> Aim of the task
State the number of lines in these records that include the word "pour", and add nothing to it.

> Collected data
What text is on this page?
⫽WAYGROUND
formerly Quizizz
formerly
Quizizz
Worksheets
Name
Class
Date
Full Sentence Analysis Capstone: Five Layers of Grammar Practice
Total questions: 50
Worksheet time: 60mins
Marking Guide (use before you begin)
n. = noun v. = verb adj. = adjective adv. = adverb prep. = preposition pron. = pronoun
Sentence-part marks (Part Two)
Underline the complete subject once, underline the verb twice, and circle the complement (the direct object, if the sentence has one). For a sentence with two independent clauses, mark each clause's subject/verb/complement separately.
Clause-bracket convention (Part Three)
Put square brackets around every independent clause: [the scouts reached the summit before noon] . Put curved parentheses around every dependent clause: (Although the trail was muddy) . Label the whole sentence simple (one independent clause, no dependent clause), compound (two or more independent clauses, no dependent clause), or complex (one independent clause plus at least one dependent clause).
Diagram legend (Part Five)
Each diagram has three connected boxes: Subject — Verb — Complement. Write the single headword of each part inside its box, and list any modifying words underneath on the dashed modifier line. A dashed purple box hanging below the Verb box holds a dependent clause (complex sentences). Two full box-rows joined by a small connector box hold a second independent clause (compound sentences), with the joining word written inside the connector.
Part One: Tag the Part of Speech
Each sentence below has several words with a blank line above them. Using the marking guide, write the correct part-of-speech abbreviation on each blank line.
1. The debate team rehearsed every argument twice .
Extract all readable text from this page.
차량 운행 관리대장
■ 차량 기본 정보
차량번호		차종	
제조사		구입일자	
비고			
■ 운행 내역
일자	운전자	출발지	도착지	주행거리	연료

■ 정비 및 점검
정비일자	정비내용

* * *

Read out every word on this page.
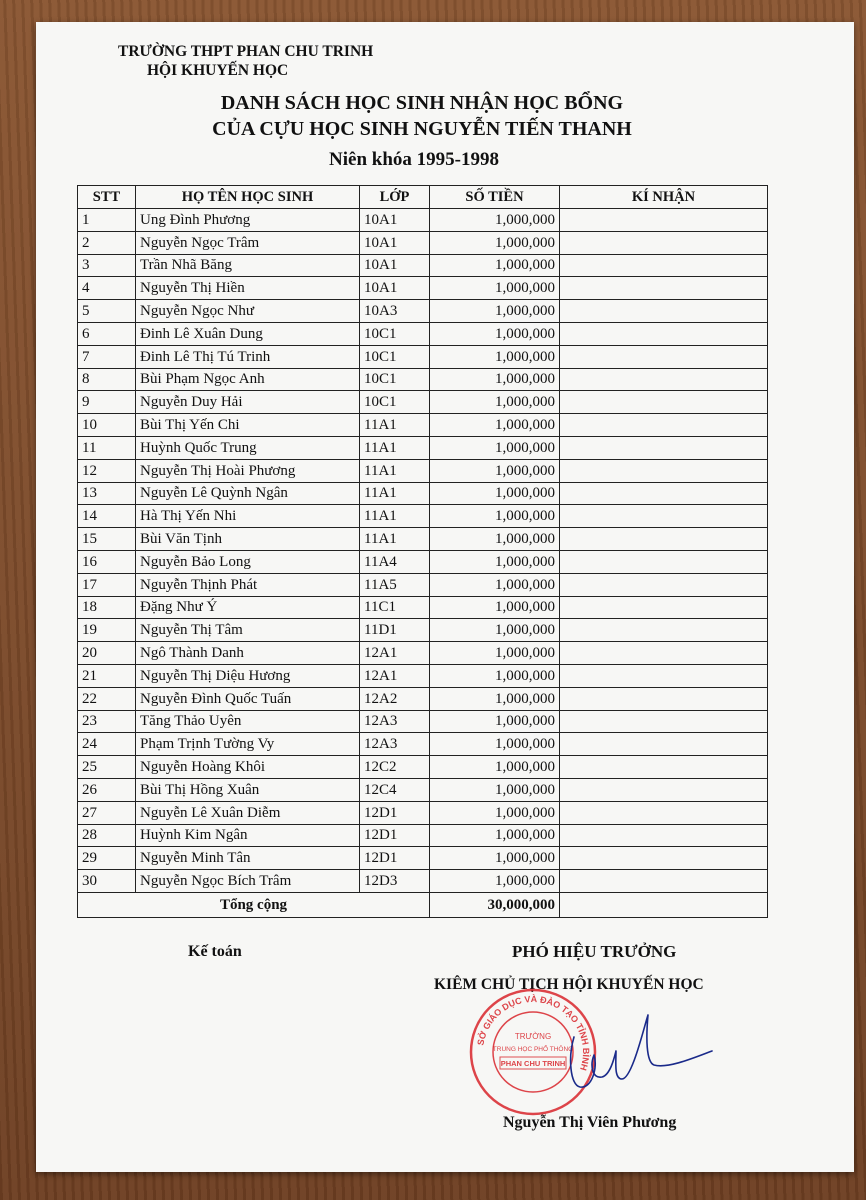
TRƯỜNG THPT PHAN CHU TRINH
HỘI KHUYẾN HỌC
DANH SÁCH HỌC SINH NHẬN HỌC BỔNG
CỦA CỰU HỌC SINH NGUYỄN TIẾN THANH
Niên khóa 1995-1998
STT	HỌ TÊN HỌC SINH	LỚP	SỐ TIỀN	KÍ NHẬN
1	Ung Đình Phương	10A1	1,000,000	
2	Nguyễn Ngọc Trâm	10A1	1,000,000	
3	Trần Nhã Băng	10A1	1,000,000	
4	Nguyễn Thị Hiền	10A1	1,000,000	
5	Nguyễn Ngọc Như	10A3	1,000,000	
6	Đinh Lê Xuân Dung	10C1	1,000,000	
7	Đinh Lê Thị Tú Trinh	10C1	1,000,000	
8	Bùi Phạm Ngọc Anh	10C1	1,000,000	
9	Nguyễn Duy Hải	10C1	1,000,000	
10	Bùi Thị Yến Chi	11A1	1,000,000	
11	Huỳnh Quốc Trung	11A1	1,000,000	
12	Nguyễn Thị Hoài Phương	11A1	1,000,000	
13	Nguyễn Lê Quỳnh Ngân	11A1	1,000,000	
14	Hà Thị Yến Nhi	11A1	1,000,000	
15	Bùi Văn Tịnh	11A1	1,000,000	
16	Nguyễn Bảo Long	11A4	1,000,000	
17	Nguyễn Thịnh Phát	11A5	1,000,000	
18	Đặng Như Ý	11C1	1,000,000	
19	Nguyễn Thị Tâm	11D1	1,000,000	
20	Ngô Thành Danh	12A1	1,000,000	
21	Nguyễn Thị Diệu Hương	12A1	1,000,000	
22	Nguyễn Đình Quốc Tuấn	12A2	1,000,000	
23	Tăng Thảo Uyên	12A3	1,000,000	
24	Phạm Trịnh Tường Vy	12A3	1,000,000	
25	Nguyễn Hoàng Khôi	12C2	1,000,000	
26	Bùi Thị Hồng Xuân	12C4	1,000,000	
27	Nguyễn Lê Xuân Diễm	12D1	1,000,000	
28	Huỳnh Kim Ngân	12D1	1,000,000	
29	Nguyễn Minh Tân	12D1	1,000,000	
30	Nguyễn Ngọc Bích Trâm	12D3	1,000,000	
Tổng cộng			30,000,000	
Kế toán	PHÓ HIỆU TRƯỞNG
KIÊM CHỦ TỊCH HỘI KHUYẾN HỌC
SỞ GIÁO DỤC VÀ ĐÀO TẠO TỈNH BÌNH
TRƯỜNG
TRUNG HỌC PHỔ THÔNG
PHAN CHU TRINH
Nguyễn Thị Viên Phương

* * *

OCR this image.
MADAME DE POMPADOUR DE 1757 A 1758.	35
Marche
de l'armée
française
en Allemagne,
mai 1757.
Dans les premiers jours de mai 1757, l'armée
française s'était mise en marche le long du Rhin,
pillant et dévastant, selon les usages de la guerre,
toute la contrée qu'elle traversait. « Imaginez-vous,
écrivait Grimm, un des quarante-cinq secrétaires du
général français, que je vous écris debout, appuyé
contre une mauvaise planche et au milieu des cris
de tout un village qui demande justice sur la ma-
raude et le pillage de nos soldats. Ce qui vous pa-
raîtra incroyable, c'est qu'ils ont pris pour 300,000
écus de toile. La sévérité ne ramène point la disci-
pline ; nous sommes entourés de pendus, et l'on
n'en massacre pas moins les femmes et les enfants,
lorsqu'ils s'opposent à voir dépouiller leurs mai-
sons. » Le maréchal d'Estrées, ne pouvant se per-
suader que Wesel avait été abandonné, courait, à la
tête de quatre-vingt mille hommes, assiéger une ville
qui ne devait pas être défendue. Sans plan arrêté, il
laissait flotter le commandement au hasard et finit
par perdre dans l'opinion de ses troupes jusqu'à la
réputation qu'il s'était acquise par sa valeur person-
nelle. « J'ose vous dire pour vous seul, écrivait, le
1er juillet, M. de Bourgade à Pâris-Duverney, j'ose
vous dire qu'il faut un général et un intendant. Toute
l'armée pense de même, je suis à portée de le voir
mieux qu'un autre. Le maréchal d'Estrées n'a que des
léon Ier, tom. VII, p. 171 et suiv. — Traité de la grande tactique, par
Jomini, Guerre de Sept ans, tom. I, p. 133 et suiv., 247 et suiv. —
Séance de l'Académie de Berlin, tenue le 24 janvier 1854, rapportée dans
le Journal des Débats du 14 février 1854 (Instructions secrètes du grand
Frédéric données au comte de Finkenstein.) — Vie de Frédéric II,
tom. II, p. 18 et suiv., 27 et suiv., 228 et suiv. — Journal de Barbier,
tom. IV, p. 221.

> Solution to this problem
2